— Direction —
Below are records to transcribe exactly, without their pictures.

※

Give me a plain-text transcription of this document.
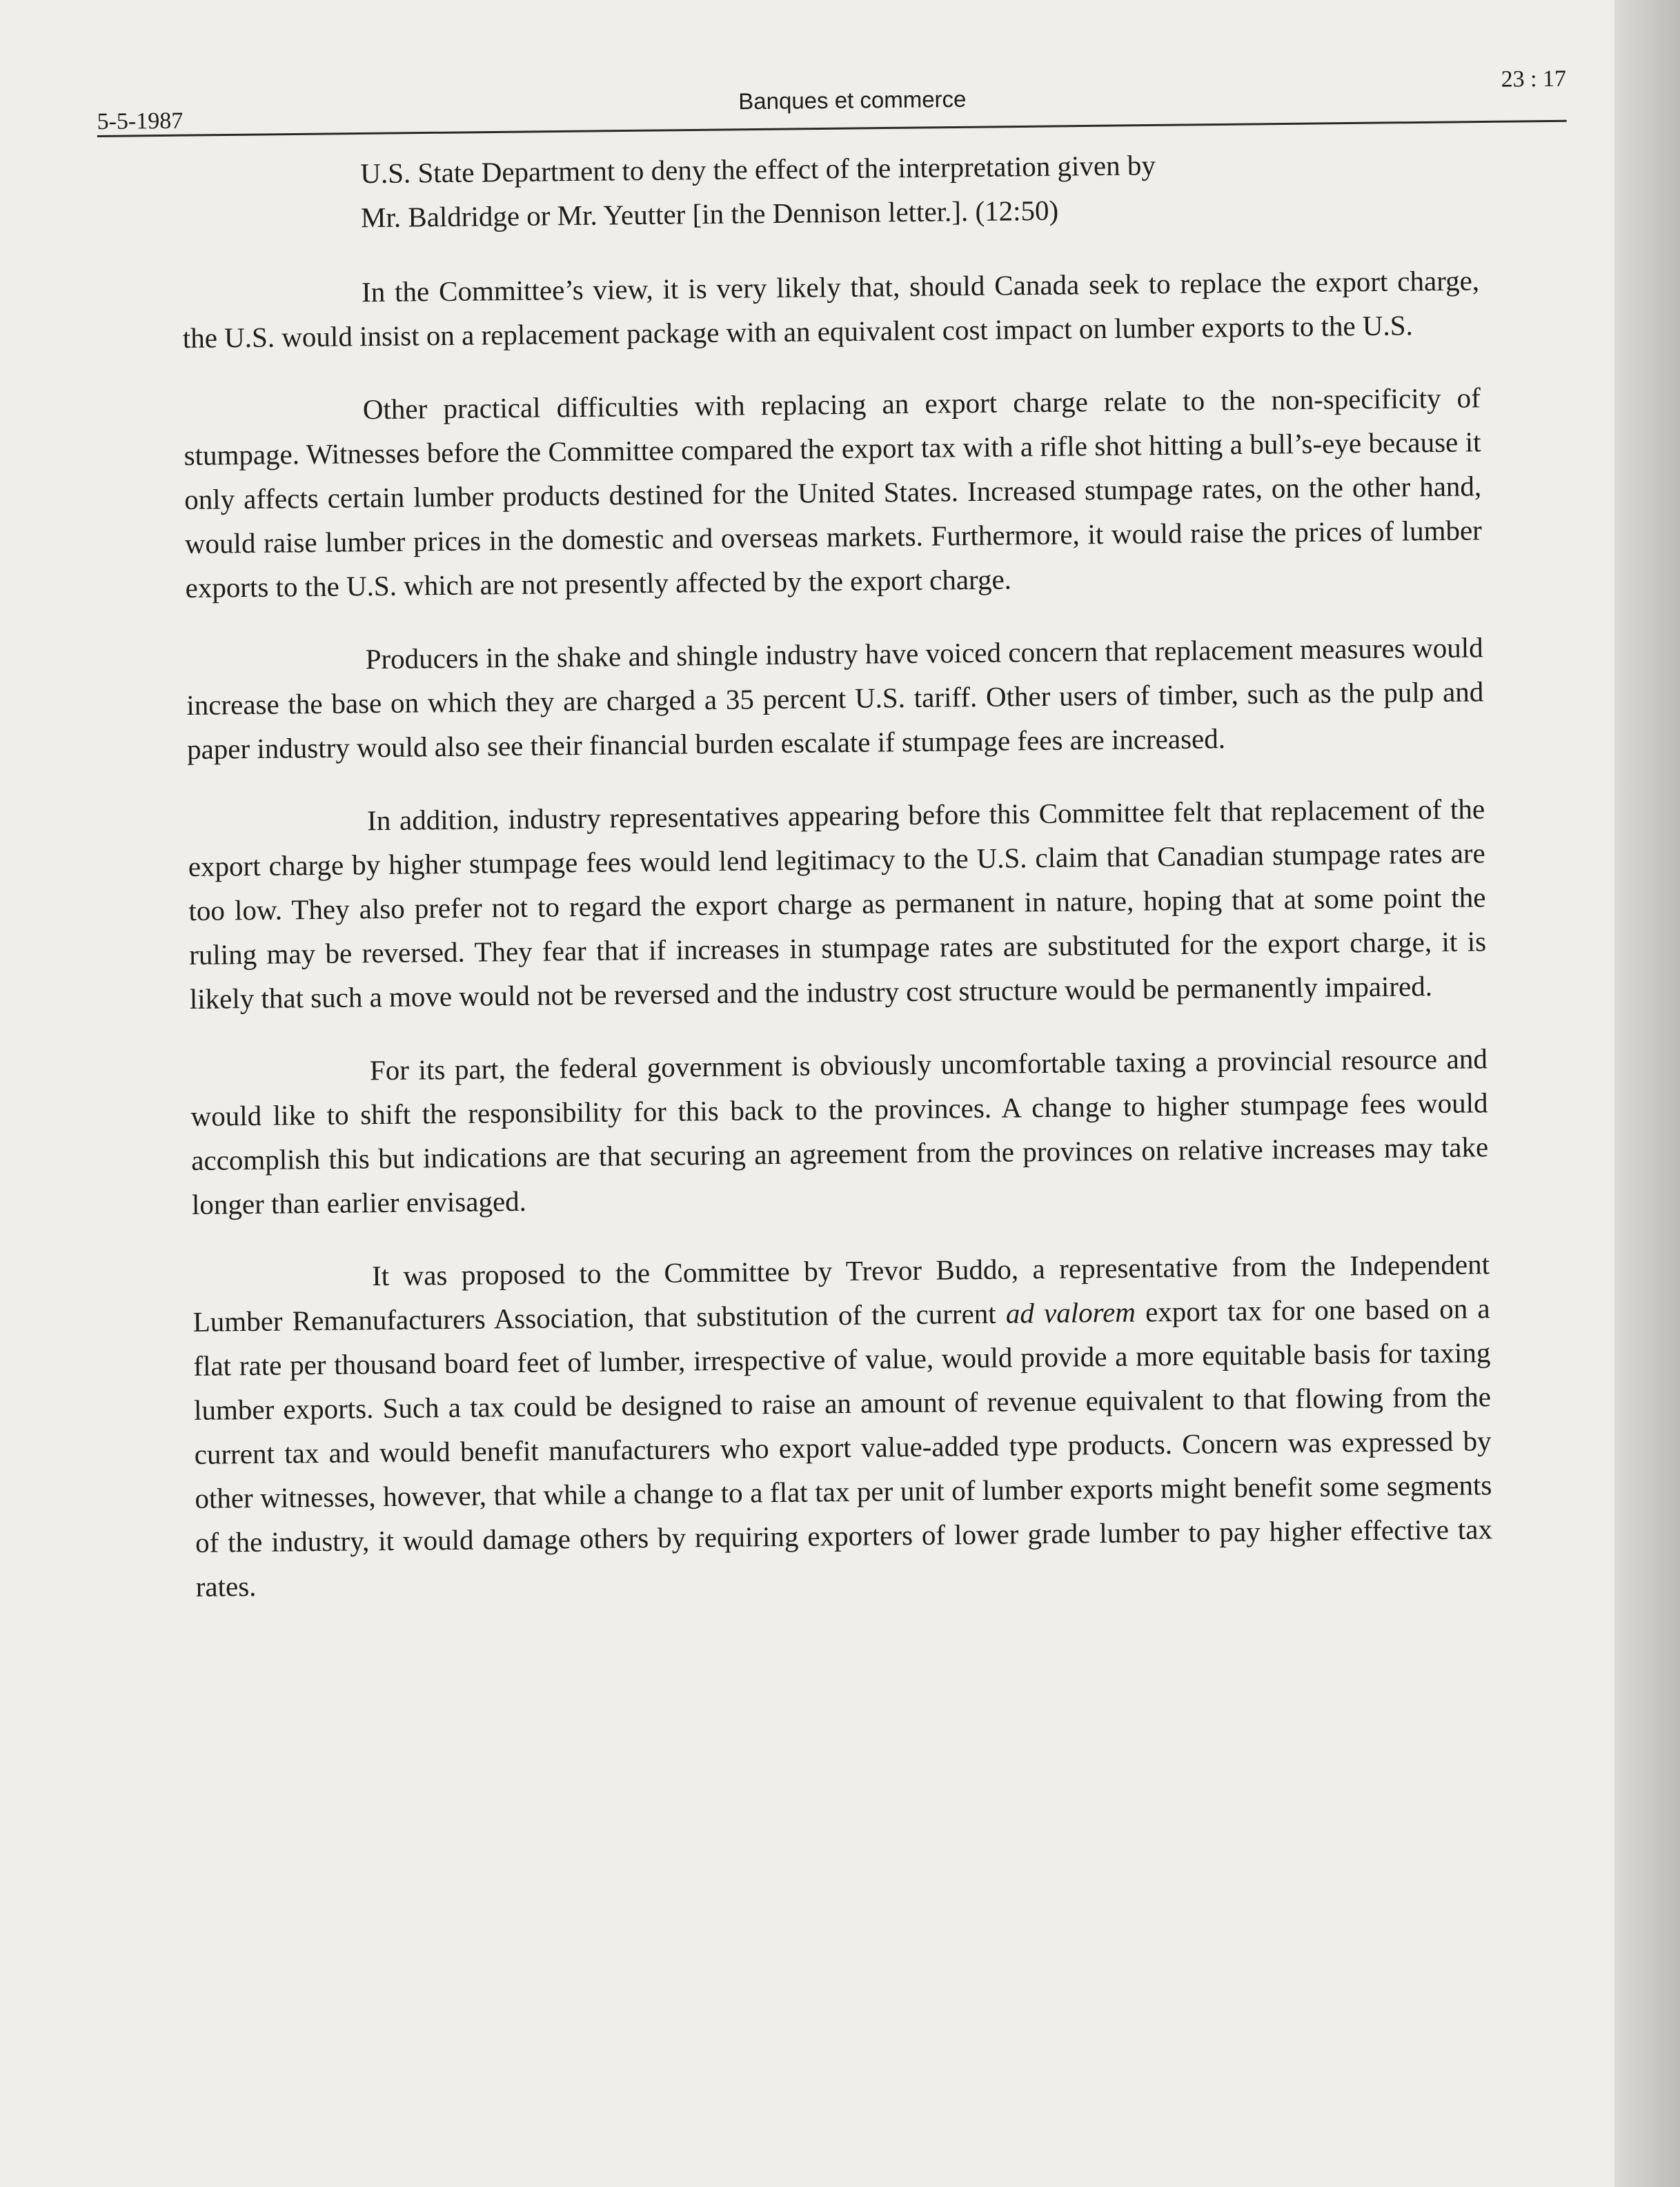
5-5-1987
Banques et commerce
23 : 17

U.S. State Department to deny the effect of the interpretation given by
Mr. Baldridge or Mr. Yeutter [in the Dennison letter.]. (12:50)

In the Committee’s view, it is very likely that, should Canada seek to replace the export charge, the U.S. would insist on a replacement package with an equivalent cost impact on lumber exports to the U.S.

Other practical difficulties with replacing an export charge relate to the non-specificity of stumpage. Witnesses before the Committee compared the export tax with a rifle shot hitting a bull’s-eye because it only affects certain lumber products destined for the United States. Increased stumpage rates, on the other hand, would raise lumber prices in the domestic and overseas markets. Furthermore, it would raise the prices of lumber exports to the U.S. which are not presently affected by the export charge.

Producers in the shake and shingle industry have voiced concern that replacement measures would increase the base on which they are charged a 35 percent U.S. tariff. Other users of timber, such as the pulp and paper industry would also see their financial burden escalate if stumpage fees are increased.

In addition, industry representatives appearing before this Committee felt that replacement of the export charge by higher stumpage fees would lend legitimacy to the U.S. claim that Canadian stumpage rates are too low. They also prefer not to regard the export charge as permanent in nature, hoping that at some point the ruling may be reversed. They fear that if increases in stumpage rates are substituted for the export charge, it is likely that such a move would not be reversed and the industry cost structure would be permanently impaired.

For its part, the federal government is obviously uncomfortable taxing a provincial resource and would like to shift the responsibility for this back to the provinces. A change to higher stumpage fees would accomplish this but indications are that securing an agreement from the provinces on relative increases may take longer than earlier envisaged.

It was proposed to the Committee by Trevor Buddo, a representative from the Independent Lumber Remanufacturers Association, that substitution of the current ad valorem export tax for one based on a flat rate per thousand board feet of lumber, irrespective of value, would provide a more equitable basis for taxing lumber exports. Such a tax could be designed to raise an amount of revenue equivalent to that flowing from the current tax and would benefit manufacturers who export value-added type products. Concern was expressed by other witnesses, however, that while a change to a flat tax per unit of lumber exports might benefit some segments of the industry, it would damage others by requiring exporters of lower grade lumber to pay higher effective tax rates.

※

— Response for this exercise —
Give me a plain-text transcription of this document.
5-5-1987
Banques et commerce
23 : 17

U.S. State Department to deny the effect of the interpretation given by
Mr. Baldridge or Mr. Yeutter [in the Dennison letter.]. (12:50)

In the Committee’s view, it is very likely that, should Canada seek to replace the export charge, the U.S. would insist on a replacement package with an equivalent cost impact on lumber exports to the U.S.

Other practical difficulties with replacing an export charge relate to the non-specificity of stumpage. Witnesses before the Committee compared the export tax with a rifle shot hitting a bull’s-eye because it only affects certain lumber products destined for the United States. Increased stumpage rates, on the other hand, would raise lumber prices in the domestic and overseas markets. Furthermore, it would raise the prices of lumber exports to the U.S. which are not presently affected by the export charge.

Producers in the shake and shingle industry have voiced concern that replacement measures would increase the base on which they are charged a 35 percent U.S. tariff. Other users of timber, such as the pulp and paper industry would also see their financial burden escalate if stumpage fees are increased.

In addition, industry representatives appearing before this Committee felt that replacement of the export charge by higher stumpage fees would lend legitimacy to the U.S. claim that Canadian stumpage rates are too low. They also prefer not to regard the export charge as permanent in nature, hoping that at some point the ruling may be reversed. They fear that if increases in stumpage rates are substituted for the export charge, it is likely that such a move would not be reversed and the industry cost structure would be permanently impaired.

For its part, the federal government is obviously uncomfortable taxing a provincial resource and would like to shift the responsibility for this back to the provinces. A change to higher stumpage fees would accomplish this but indications are that securing an agreement from the provinces on relative increases may take longer than earlier envisaged.

It was proposed to the Committee by Trevor Buddo, a representative from the Independent Lumber Remanufacturers Association, that substitution of the current ad valorem export tax for one based on a flat rate per thousand board feet of lumber, irrespective of value, would provide a more equitable basis for taxing lumber exports. Such a tax could be designed to raise an amount of revenue equivalent to that flowing from the current tax and would benefit manufacturers who export value-added type products. Concern was expressed by other witnesses, however, that while a change to a flat tax per unit of lumber exports might benefit some segments of the industry, it would damage others by requiring exporters of lower grade lumber to pay higher effective tax rates.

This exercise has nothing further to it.